THE EXERCISE:
Render each line of the listing below as an item in a numbered list, omitting any blank lines.

— Start of EXERCISE INPUTS —

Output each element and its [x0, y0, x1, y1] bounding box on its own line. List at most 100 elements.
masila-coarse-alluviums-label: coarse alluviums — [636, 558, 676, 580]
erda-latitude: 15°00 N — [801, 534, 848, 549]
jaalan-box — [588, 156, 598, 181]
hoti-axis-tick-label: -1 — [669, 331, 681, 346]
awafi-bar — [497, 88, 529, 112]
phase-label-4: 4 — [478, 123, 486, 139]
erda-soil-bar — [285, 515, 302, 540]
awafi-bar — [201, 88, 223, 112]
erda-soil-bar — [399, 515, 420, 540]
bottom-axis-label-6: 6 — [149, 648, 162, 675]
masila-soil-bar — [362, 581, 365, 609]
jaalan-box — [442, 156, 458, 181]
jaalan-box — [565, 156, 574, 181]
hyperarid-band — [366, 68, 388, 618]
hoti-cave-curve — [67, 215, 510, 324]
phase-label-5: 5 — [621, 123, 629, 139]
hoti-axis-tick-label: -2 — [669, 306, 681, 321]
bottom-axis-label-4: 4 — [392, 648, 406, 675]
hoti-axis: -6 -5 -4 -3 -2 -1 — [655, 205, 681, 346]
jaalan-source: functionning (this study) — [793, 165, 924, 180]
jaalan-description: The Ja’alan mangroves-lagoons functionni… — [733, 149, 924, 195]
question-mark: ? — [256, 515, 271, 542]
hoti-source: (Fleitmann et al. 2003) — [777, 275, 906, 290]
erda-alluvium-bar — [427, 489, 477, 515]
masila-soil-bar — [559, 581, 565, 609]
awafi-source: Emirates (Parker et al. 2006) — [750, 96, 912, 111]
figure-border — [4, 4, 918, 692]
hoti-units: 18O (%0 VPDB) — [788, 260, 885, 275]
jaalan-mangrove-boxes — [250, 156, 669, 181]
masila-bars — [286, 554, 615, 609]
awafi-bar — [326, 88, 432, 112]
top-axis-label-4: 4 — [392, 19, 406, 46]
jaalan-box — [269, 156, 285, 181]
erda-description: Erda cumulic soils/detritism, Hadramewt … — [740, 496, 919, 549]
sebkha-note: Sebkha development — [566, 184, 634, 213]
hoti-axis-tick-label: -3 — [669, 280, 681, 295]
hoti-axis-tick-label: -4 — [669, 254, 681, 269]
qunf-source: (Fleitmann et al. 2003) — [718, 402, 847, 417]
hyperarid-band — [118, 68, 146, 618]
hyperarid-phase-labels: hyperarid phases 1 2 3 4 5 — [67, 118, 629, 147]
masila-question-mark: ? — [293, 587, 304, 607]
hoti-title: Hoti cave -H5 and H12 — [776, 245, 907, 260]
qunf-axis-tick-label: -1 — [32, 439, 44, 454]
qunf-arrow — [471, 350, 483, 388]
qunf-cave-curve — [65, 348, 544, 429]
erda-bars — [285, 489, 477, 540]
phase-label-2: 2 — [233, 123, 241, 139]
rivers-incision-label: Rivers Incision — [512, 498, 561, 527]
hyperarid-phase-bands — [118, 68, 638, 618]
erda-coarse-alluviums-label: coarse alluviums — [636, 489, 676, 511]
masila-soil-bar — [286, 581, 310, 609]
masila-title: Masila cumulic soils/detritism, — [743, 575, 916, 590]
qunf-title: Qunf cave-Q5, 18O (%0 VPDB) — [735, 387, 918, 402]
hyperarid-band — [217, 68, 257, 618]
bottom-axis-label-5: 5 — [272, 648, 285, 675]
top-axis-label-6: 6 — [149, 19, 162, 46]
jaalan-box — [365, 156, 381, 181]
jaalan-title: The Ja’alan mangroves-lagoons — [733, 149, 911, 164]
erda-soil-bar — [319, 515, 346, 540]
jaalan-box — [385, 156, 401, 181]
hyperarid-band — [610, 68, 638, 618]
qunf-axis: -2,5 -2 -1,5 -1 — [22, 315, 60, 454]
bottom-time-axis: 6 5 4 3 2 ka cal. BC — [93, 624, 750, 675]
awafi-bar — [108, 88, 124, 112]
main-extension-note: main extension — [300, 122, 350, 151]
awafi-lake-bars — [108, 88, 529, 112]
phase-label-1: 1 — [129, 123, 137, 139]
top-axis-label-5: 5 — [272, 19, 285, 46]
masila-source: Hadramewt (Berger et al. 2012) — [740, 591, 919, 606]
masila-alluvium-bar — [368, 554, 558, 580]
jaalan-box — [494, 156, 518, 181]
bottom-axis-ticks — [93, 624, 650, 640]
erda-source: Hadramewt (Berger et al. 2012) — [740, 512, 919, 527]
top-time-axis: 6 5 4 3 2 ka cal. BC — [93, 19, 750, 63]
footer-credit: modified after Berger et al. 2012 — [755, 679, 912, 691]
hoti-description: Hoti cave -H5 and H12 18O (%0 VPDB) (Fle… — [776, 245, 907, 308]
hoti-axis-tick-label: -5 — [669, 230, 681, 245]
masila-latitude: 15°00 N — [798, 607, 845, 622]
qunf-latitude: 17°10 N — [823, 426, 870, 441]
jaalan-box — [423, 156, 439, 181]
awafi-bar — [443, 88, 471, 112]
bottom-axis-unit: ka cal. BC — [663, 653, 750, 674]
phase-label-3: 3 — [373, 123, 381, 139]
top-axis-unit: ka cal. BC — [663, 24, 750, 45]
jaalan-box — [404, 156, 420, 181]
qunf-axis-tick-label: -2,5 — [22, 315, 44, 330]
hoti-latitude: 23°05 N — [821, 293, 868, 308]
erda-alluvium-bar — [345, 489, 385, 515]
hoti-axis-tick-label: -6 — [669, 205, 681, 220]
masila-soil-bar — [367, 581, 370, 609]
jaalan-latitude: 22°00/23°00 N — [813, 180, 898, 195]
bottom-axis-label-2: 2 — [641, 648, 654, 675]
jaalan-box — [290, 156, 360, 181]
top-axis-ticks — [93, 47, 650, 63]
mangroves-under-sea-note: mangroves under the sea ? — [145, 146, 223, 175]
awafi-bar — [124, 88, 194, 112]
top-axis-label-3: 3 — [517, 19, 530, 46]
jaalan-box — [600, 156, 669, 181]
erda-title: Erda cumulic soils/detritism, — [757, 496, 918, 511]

— End of EXERCISE INPUTS —

FINISHED ANSWER:
1. Output each element and its [x0, y0, x1, y1] bounding box on its own line. List at most 100 elements.
2. masila-coarse-alluviums-label: coarse alluviums — [636, 558, 676, 580]
3. erda-latitude: 15°00 N — [801, 534, 848, 549]
4. jaalan-box — [588, 156, 598, 181]
5. hoti-axis-tick-label: -1 — [669, 331, 681, 346]
6. awafi-bar — [497, 88, 529, 112]
7. phase-label-4: 4 — [478, 123, 486, 139]
8. erda-soil-bar — [285, 515, 302, 540]
9. awafi-bar — [201, 88, 223, 112]
10. erda-soil-bar — [399, 515, 420, 540]
11. bottom-axis-label-6: 6 — [149, 648, 162, 675]
12. masila-soil-bar — [362, 581, 365, 609]
13. jaalan-box — [442, 156, 458, 181]
14. jaalan-box — [565, 156, 574, 181]
15. hyperarid-band — [366, 68, 388, 618]
16. hoti-cave-curve — [67, 215, 510, 324]
17. phase-label-5: 5 — [621, 123, 629, 139]
18. hoti-axis-tick-label: -2 — [669, 306, 681, 321]
19. bottom-axis-label-4: 4 — [392, 648, 406, 675]
20. hoti-axis: -6 -5 -4 -3 -2 -1 — [655, 205, 681, 346]
21. jaalan-source: functionning (this study) — [793, 165, 924, 180]
22. jaalan-description: The Ja’alan mangroves-lagoons functionni… — [733, 149, 924, 195]
23. question-mark: ? — [256, 515, 271, 542]
24. hoti-source: (Fleitmann et al. 2003) — [777, 275, 906, 290]
25. erda-alluvium-bar — [427, 489, 477, 515]
26. masila-soil-bar — [559, 581, 565, 609]
27. awafi-source: Emirates (Parker et al. 2006) — [750, 96, 912, 111]
28. figure-border — [4, 4, 918, 692]
29. hoti-units: 18O (%0 VPDB) — [788, 260, 885, 275]
30. jaalan-mangrove-boxes — [250, 156, 669, 181]
31. masila-bars — [286, 554, 615, 609]
32. awafi-bar — [326, 88, 432, 112]
33. top-axis-label-4: 4 — [392, 19, 406, 46]
34. jaalan-box — [269, 156, 285, 181]
35. erda-description: Erda cumulic soils/detritism, Hadramewt … — [740, 496, 919, 549]
36. sebkha-note: Sebkha development — [566, 184, 634, 213]
37. hoti-axis-tick-label: -3 — [669, 280, 681, 295]
38. hoti-axis-tick-label: -4 — [669, 254, 681, 269]
39. qunf-source: (Fleitmann et al. 2003) — [718, 402, 847, 417]
40. hyperarid-band — [118, 68, 146, 618]
41. hyperarid-phase-labels: hyperarid phases 1 2 3 4 5 — [67, 118, 629, 147]
42. masila-question-mark: ? — [293, 587, 304, 607]
43. hoti-title: Hoti cave -H5 and H12 — [776, 245, 907, 260]
44. qunf-axis-tick-label: -1 — [32, 439, 44, 454]
45. qunf-arrow — [471, 350, 483, 388]
46. qunf-cave-curve — [65, 348, 544, 429]
47. erda-bars — [285, 489, 477, 540]
48. phase-label-2: 2 — [233, 123, 241, 139]
49. rivers-incision-label: Rivers Incision — [512, 498, 561, 527]
50. hyperarid-phase-bands — [118, 68, 638, 618]
51. erda-coarse-alluviums-label: coarse alluviums — [636, 489, 676, 511]
52. masila-soil-bar — [286, 581, 310, 609]
53. masila-title: Masila cumulic soils/detritism, — [743, 575, 916, 590]
54. qunf-title: Qunf cave-Q5, 18O (%0 VPDB) — [735, 387, 918, 402]
55. hyperarid-band — [217, 68, 257, 618]
56. bottom-axis-label-5: 5 — [272, 648, 285, 675]
57. top-axis-label-6: 6 — [149, 19, 162, 46]
58. jaalan-box — [365, 156, 381, 181]
59. jaalan-title: The Ja’alan mangroves-lagoons — [733, 149, 911, 164]
60. erda-soil-bar — [319, 515, 346, 540]
61. jaalan-box — [385, 156, 401, 181]
62. hyperarid-band — [610, 68, 638, 618]
63. qunf-axis: -2,5 -2 -1,5 -1 — [22, 315, 60, 454]
64. bottom-time-axis: 6 5 4 3 2 ka cal. BC — [93, 624, 750, 675]
65. awafi-bar — [108, 88, 124, 112]
66. main-extension-note: main extension — [300, 122, 350, 151]
67. awafi-lake-bars — [108, 88, 529, 112]
68. phase-label-1: 1 — [129, 123, 137, 139]
69. top-axis-label-5: 5 — [272, 19, 285, 46]
70. masila-source: Hadramewt (Berger et al. 2012) — [740, 591, 919, 606]
71. masila-alluvium-bar — [368, 554, 558, 580]
72. jaalan-box — [494, 156, 518, 181]
73. bottom-axis-ticks — [93, 624, 650, 640]
74. erda-source: Hadramewt (Berger et al. 2012) — [740, 512, 919, 527]
75. top-time-axis: 6 5 4 3 2 ka cal. BC — [93, 19, 750, 63]
76. footer-credit: modified after Berger et al. 2012 — [755, 679, 912, 691]
77. hoti-description: Hoti cave -H5 and H12 18O (%0 VPDB) (Fle… — [776, 245, 907, 308]
78. hoti-axis-tick-label: -5 — [669, 230, 681, 245]
79. masila-latitude: 15°00 N — [798, 607, 845, 622]
80. qunf-latitude: 17°10 N — [823, 426, 870, 441]
81. jaalan-box — [423, 156, 439, 181]
82. awafi-bar — [443, 88, 471, 112]
83. bottom-axis-unit: ka cal. BC — [663, 653, 750, 674]
84. phase-label-3: 3 — [373, 123, 381, 139]
85. top-axis-unit: ka cal. BC — [663, 24, 750, 45]
86. jaalan-box — [404, 156, 420, 181]
87. qunf-axis-tick-label: -2,5 — [22, 315, 44, 330]
88. hoti-latitude: 23°05 N — [821, 293, 868, 308]
89. erda-alluvium-bar — [345, 489, 385, 515]
90. hoti-axis-tick-label: -6 — [669, 205, 681, 220]
91. masila-soil-bar — [367, 581, 370, 609]
92. jaalan-latitude: 22°00/23°00 N — [813, 180, 898, 195]
93. bottom-axis-label-2: 2 — [641, 648, 654, 675]
94. jaalan-box — [290, 156, 360, 181]
95. top-axis-ticks — [93, 47, 650, 63]
96. mangroves-under-sea-note: mangroves under the sea ? — [145, 146, 223, 175]
97. awafi-bar — [124, 88, 194, 112]
98. top-axis-label-3: 3 — [517, 19, 530, 46]
99. jaalan-box — [600, 156, 669, 181]
100. erda-title: Erda cumulic soils/detritism, — [757, 496, 918, 511]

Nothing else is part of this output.